** Start of Extracted material **

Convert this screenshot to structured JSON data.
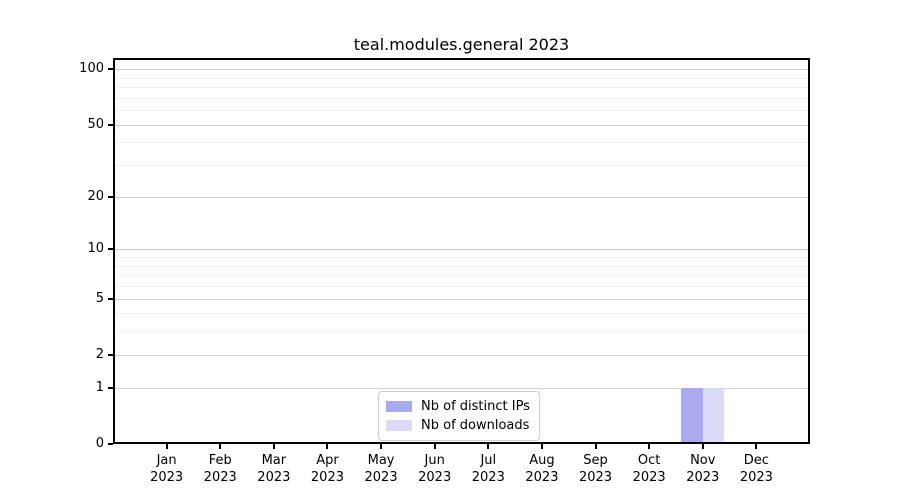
{
  "title": "teal.modules.general 2023",
  "chart_data": {
    "type": "bar",
    "title": "teal.modules.general 2023",
    "categories": [
      "Jan",
      "Feb",
      "Mar",
      "Apr",
      "May",
      "Jun",
      "Jul",
      "Aug",
      "Sep",
      "Oct",
      "Nov",
      "Dec"
    ],
    "year_label": "2023",
    "series": [
      {
        "name": "Nb of distinct IPs",
        "color": "#a9a9f0",
        "values": [
          0,
          0,
          0,
          0,
          0,
          0,
          0,
          0,
          0,
          0,
          1,
          0
        ]
      },
      {
        "name": "Nb of downloads",
        "color": "#dbdbf7",
        "values": [
          0,
          0,
          0,
          0,
          0,
          0,
          0,
          0,
          0,
          0,
          1,
          0
        ]
      }
    ],
    "xlabel": "",
    "ylabel": "",
    "yscale": "log1p",
    "ylim": [
      0,
      115
    ],
    "y_major_ticks": [
      0,
      1,
      2,
      5,
      10,
      20,
      50,
      100
    ],
    "y_minor_ticks": [
      3,
      4,
      6,
      7,
      8,
      9,
      30,
      40,
      60,
      70,
      80,
      90
    ],
    "grid": "horizontal-major-and-minor",
    "legend_position": "inside-bottom-center"
  },
  "colors": {
    "background": "#ffffff",
    "axis": "#000000",
    "grid_major": "#d2d2d2",
    "grid_minor": "#efefef",
    "legend_border": "#cccccc",
    "text": "#000000"
  }
}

** End of Extracted material **

What you need to do:
Copy every single line of the material above that holds "name".

Solution for this exercise:
        "name": "Nb of distinct IPs",
        "name": "Nb of downloads",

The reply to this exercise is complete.